## TASK REQUIREMENTS
Quote every line of the data below as it stands, omitting pictures.

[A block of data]
══════

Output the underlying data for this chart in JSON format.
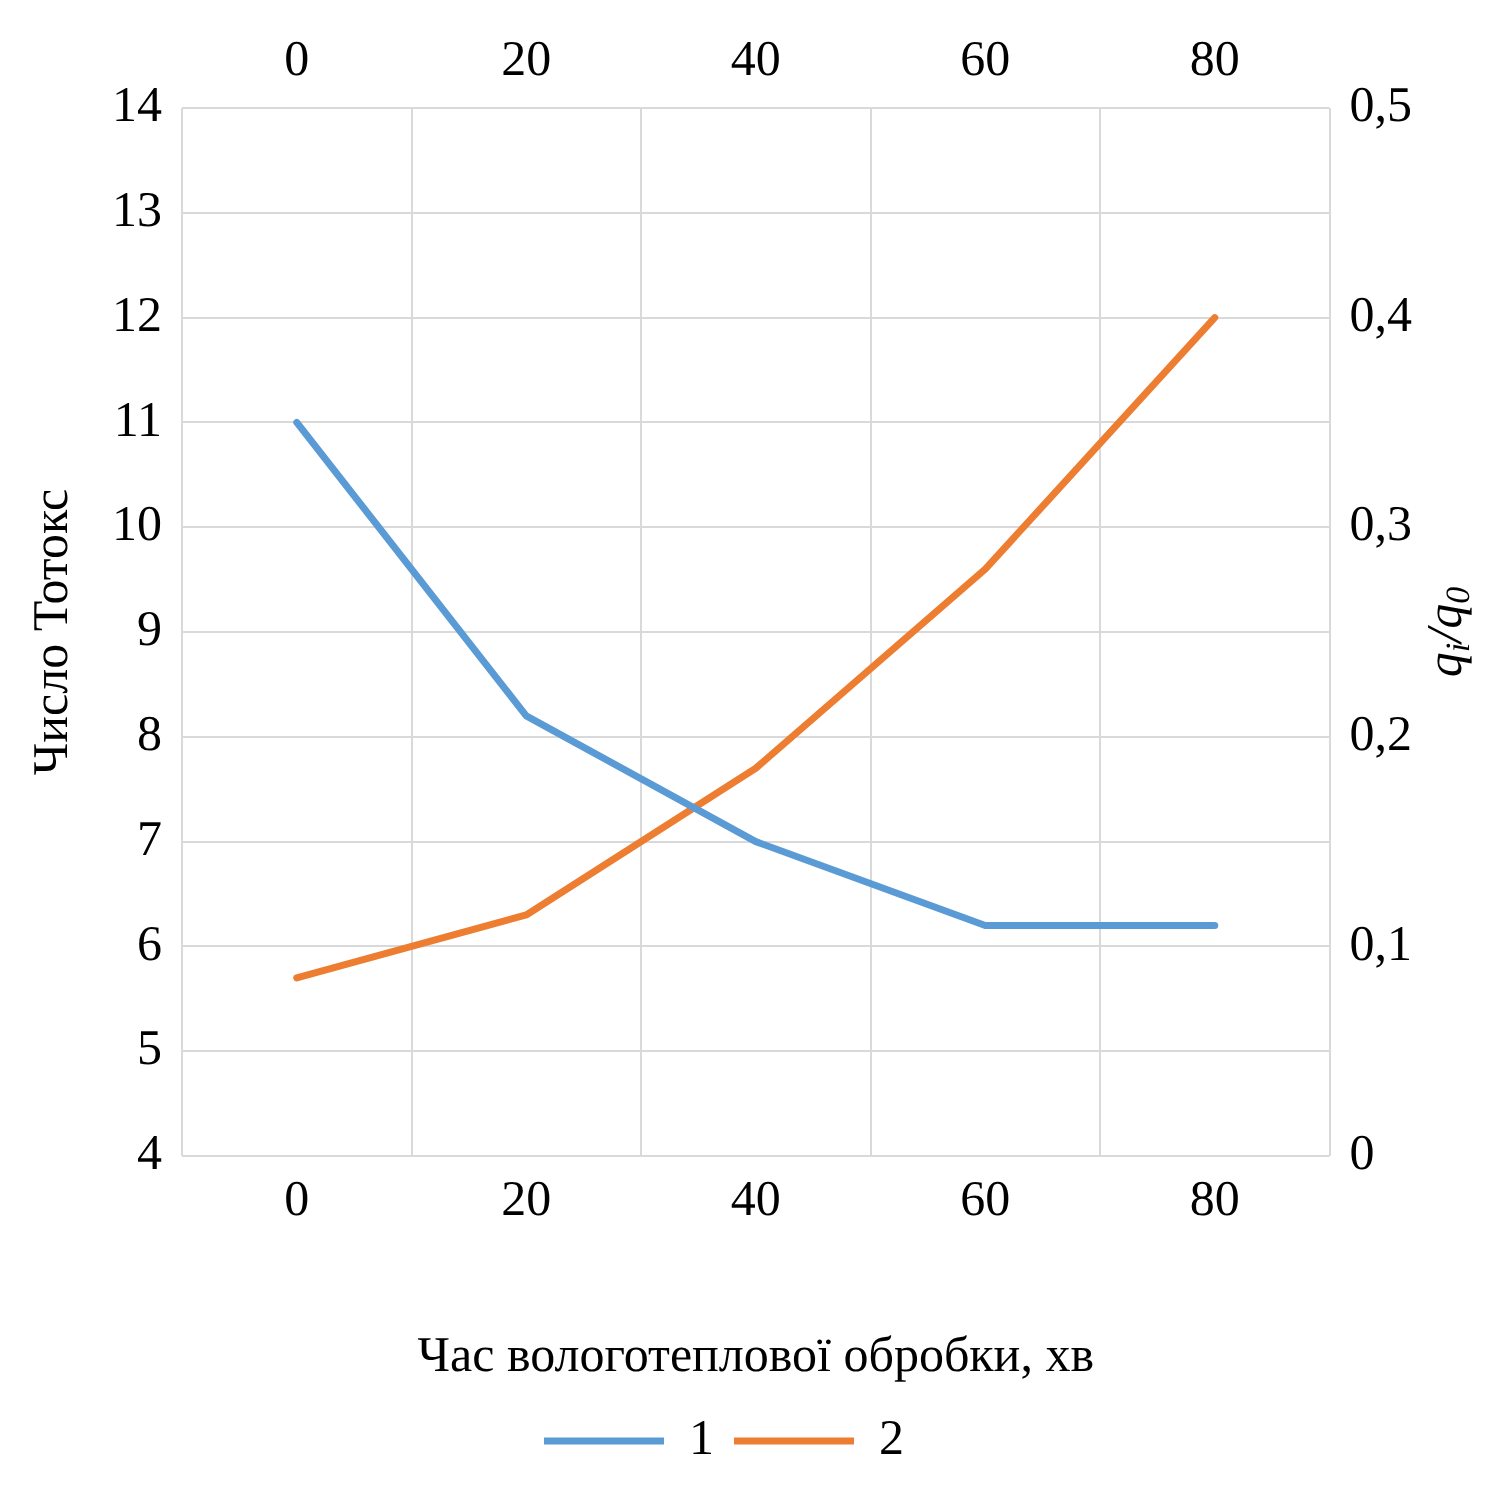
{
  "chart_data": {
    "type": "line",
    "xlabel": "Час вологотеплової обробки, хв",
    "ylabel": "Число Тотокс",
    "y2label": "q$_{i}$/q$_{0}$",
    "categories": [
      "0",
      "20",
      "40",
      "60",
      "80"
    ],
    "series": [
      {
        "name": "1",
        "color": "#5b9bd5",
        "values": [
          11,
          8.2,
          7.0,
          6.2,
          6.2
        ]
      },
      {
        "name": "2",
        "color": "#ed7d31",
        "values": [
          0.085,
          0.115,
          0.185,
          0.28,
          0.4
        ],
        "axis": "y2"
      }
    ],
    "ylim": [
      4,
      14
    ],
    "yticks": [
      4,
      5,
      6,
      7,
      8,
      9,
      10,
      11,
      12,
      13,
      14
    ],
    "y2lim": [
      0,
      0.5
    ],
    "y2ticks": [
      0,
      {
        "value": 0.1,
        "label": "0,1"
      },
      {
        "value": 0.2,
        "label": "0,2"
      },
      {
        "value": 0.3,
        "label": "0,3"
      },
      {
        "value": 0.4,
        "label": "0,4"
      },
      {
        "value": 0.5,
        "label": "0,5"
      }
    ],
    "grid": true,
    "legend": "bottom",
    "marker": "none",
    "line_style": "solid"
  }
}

══════

## WRITTEN RESPONSE
Output the underlying data for this chart in JSON format.
{
  "chart_data": {
    "type": "line",
    "xlabel": "Час вологотеплової обробки, хв",
    "ylabel": "Число Тотокс",
    "y2label": "q$_{i}$/q$_{0}$",
    "categories": [
      "0",
      "20",
      "40",
      "60",
      "80"
    ],
    "series": [
      {
        "name": "1",
        "color": "#5b9bd5",
        "values": [
          11,
          8.2,
          7.0,
          6.2,
          6.2
        ]
      },
      {
        "name": "2",
        "color": "#ed7d31",
        "values": [
          0.085,
          0.115,
          0.185,
          0.28,
          0.4
        ],
        "axis": "y2"
      }
    ],
    "ylim": [
      4,
      14
    ],
    "yticks": [
      4,
      5,
      6,
      7,
      8,
      9,
      10,
      11,
      12,
      13,
      14
    ],
    "y2lim": [
      0,
      0.5
    ],
    "y2ticks": [
      0,
      {
        "value": 0.1,
        "label": "0,1"
      },
      {
        "value": 0.2,
        "label": "0,2"
      },
      {
        "value": 0.3,
        "label": "0,3"
      },
      {
        "value": 0.4,
        "label": "0,4"
      },
      {
        "value": 0.5,
        "label": "0,5"
      }
    ],
    "grid": true,
    "legend": "bottom",
    "marker": "none",
    "line_style": "solid"
  }
}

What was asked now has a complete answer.